Impact of Proinflammatory Cytokine Knockout on Mesh Integration

Abstract

Placement of mesh is involved in 75–80% of hernia operations. It is known that an exaggerated foreign body reaction leads to clinical complications. To further improve patients outcome using biotechnological agents targeted against tumor necrosis factor-α (TNF-α) or interleukin-6 (IL-6), a study was conducted investigating the impact of cytokine knockout on mesh integration. Sixty mice were used: C57BL/6 wild type control, C57BL/6-IL-6 interleukin-6 knockout, C57BL/6-Tnfrsf1a knockout of TNF-α receptor 1, and C57BL/6-Tnfrsf1b knockout of TNF-α receptor 2. Standard polypropylene mesh was implanted subcutaneously for 7, 21, and 90 days. The inflammatory and connective tissue formation was characterized by diameter of inner cellular infiltrate and outer fibrous capsule of the foreign body granuloma, and by quantity (collagen/protein ratio) and quality (collagen type I/III ratio) of collagen formation. Microscopic investigation of the mesh/host-tissue interface showed typical formation of foreign body granulomas. Ninety days after implantation none of the knockout strains showed significant differences compared to the control group investigating amount of inflammatory and connective tissue formation. Analyzing the quantity of filamentary collagen deposition the C57BL/6-IL-6 group showed significant lowered values compared to the control group 90 days after implantation. In all groups collagen type I/III ratio increased over time as an indicator for maturation of the surrounding collagen formation. However, no difference was found comparing strains at the end of the observation period. The results support the notion that wound healing is affected by cytokine deficiency. However, a desirable reduced amount of inflammatory tissue formation as well as an increased collagen type I/III ratio due to cytokine knockout could not be observed.

[Data shown]
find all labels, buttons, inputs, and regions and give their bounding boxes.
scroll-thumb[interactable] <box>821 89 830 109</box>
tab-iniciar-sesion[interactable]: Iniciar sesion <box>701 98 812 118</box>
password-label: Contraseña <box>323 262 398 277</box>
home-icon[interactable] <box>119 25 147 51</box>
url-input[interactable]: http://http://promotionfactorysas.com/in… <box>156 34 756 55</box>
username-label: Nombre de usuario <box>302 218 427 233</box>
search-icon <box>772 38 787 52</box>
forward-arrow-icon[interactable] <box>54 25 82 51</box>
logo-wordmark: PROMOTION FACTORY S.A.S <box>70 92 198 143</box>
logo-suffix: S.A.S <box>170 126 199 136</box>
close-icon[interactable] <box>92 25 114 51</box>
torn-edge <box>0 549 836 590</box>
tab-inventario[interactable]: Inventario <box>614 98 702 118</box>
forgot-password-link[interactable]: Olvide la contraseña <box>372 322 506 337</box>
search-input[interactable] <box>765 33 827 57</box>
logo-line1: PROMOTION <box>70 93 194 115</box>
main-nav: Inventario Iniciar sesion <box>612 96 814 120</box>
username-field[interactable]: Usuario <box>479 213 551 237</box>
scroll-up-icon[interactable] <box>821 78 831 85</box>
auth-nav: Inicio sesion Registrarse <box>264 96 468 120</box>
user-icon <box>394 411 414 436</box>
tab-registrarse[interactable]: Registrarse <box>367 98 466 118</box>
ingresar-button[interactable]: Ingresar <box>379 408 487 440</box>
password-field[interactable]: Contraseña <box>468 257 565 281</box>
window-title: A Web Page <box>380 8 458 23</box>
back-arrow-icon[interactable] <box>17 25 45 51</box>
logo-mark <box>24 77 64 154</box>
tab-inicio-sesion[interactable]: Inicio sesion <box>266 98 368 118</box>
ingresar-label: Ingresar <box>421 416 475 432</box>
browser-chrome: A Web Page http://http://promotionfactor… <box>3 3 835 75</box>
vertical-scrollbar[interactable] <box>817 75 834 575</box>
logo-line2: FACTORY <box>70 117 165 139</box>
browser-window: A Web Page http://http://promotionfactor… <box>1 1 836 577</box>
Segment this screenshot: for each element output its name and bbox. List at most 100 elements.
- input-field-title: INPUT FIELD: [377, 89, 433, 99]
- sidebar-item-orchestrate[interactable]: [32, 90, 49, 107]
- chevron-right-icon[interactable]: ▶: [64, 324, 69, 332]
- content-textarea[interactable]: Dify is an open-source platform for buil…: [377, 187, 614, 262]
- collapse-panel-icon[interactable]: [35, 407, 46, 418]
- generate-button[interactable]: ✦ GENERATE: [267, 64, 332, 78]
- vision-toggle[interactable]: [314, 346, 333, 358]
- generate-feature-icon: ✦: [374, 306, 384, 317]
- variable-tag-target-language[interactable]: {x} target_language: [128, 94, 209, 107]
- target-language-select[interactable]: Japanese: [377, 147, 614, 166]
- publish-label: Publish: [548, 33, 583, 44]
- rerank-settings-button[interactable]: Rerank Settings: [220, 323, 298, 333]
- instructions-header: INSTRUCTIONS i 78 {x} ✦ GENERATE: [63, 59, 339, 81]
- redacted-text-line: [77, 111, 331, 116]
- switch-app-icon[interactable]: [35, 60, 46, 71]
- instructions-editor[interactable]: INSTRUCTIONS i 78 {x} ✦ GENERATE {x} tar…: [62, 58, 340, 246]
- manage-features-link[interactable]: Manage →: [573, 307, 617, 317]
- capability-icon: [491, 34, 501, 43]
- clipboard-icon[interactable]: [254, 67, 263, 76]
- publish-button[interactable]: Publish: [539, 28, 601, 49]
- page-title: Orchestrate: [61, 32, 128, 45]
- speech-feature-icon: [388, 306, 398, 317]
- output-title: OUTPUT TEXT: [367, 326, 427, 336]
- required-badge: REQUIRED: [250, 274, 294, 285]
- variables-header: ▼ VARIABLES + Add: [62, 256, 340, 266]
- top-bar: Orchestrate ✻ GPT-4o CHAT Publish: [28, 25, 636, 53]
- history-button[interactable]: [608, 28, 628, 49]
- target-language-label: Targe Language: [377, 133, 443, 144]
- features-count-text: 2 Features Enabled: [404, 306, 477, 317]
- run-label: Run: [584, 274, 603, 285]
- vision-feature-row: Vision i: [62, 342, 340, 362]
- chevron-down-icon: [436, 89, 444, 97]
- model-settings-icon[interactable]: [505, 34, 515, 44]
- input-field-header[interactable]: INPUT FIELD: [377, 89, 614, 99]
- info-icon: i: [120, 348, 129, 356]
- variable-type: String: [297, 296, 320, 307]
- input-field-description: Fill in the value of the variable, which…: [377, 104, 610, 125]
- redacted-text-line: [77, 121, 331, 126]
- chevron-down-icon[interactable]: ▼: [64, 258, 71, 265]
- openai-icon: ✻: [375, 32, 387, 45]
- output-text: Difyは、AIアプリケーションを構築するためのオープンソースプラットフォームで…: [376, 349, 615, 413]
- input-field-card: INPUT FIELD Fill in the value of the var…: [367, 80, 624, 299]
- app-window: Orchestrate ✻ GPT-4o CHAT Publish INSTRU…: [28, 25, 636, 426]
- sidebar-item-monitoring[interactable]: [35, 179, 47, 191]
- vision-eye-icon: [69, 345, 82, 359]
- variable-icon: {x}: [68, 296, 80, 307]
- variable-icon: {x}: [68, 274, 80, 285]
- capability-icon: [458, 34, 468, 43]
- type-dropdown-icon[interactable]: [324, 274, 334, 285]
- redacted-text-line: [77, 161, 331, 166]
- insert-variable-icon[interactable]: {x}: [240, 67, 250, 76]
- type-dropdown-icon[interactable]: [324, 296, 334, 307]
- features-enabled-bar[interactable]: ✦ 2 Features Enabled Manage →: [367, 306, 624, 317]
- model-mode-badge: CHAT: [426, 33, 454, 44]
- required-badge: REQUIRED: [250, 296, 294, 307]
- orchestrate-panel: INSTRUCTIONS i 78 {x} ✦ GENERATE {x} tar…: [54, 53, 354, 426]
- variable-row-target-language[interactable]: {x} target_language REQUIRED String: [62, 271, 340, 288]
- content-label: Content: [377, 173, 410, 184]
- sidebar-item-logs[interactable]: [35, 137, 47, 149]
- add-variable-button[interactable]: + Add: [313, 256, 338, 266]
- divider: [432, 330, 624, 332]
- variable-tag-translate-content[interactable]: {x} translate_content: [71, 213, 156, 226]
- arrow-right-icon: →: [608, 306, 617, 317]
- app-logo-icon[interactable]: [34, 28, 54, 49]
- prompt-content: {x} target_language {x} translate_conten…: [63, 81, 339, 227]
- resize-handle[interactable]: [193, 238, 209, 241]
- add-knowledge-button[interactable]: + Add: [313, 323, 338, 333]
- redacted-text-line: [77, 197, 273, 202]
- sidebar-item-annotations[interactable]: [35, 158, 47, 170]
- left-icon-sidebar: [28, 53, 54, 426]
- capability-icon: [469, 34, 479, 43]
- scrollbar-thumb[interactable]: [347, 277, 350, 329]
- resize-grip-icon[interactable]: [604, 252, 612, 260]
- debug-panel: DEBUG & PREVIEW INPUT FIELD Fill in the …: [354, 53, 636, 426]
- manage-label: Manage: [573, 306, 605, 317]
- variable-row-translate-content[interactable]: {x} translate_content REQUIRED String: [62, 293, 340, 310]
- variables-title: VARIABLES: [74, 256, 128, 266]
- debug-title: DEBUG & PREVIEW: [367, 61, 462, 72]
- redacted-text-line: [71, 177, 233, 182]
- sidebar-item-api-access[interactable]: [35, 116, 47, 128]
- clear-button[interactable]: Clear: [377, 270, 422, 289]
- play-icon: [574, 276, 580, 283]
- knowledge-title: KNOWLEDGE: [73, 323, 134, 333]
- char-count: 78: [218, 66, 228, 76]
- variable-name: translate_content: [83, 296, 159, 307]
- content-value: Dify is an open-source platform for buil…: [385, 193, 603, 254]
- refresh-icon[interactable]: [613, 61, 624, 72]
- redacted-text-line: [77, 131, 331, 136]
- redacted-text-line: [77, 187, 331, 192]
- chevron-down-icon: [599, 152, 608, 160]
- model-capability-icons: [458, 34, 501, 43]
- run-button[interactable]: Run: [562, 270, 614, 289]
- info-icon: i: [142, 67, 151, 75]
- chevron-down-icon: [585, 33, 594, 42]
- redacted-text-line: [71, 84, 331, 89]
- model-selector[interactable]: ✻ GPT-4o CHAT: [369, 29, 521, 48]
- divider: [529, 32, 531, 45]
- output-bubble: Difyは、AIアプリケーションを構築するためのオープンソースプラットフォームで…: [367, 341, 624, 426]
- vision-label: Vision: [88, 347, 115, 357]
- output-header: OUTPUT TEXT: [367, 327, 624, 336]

[Task to complete]
Answer these questions from the cytokine knockout abstract:
1. How many mice were used in the study?
2. For how many days was the polypropylene mesh implanted?
3. Which group showed significantly lowered values of filamentary collagen deposition compared to the control group 90 days after implantation?

[Problem solution]
1. Sixty mice.
2. 7, 21, and 90 days.
3. The C57BL/6-IL-6 group.